→ **Exercise instructions**
Without the pictures, set down the records below word for word.

Saved data entries:
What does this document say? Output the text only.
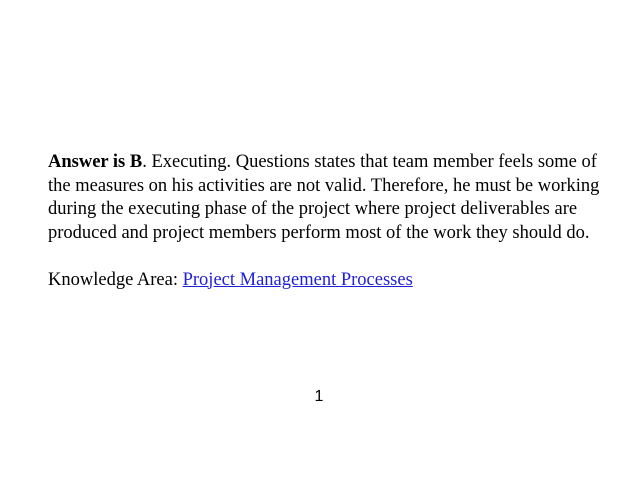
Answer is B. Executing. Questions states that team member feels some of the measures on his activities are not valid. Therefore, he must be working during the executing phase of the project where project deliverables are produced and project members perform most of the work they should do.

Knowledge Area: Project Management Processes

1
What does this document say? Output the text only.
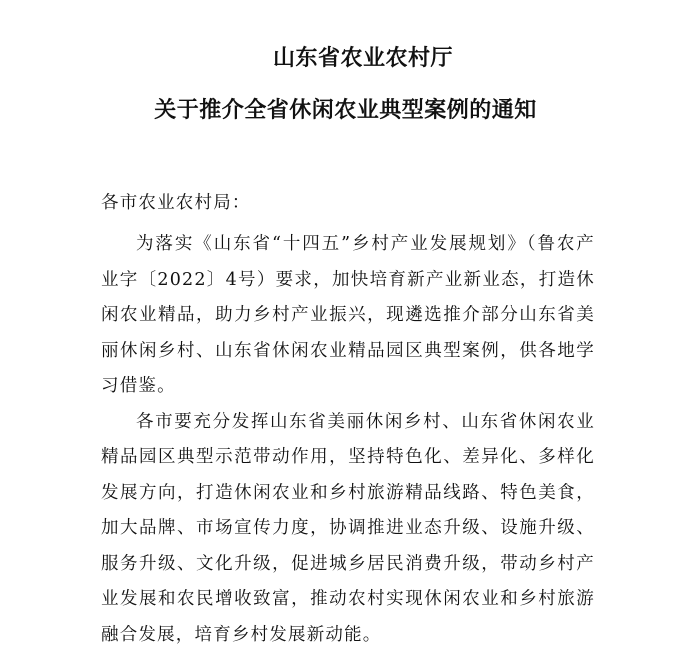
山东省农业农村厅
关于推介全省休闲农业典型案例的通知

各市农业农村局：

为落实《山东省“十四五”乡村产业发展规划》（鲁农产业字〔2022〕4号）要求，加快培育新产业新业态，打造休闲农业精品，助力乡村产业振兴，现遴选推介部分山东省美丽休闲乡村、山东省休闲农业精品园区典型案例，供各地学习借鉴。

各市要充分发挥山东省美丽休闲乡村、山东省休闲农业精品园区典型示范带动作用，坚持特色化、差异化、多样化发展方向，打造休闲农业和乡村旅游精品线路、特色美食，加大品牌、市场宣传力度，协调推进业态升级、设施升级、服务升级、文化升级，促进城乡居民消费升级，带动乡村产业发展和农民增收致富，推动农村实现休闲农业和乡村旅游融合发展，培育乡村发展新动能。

→ **Solution for this exercise**
What does this document say? Output the text only.
Answer is B. Executing. Questions states that team member feels some of the measures on his activities are not valid. Therefore, he must be working during the executing phase of the project where project deliverables are produced and project members perform most of the work they should do.

Knowledge Area: Project Management Processes

1
What does this document say? Output the text only.
山东省农业农村厅
关于推介全省休闲农业典型案例的通知

各市农业农村局：

为落实《山东省“十四五”乡村产业发展规划》（鲁农产业字〔2022〕4号）要求，加快培育新产业新业态，打造休闲农业精品，助力乡村产业振兴，现遴选推介部分山东省美丽休闲乡村、山东省休闲农业精品园区典型案例，供各地学习借鉴。

各市要充分发挥山东省美丽休闲乡村、山东省休闲农业精品园区典型示范带动作用，坚持特色化、差异化、多样化发展方向，打造休闲农业和乡村旅游精品线路、特色美食，加大品牌、市场宣传力度，协调推进业态升级、设施升级、服务升级、文化升级，促进城乡居民消费升级，带动乡村产业发展和农民增收致富，推动农村实现休闲农业和乡村旅游融合发展，培育乡村发展新动能。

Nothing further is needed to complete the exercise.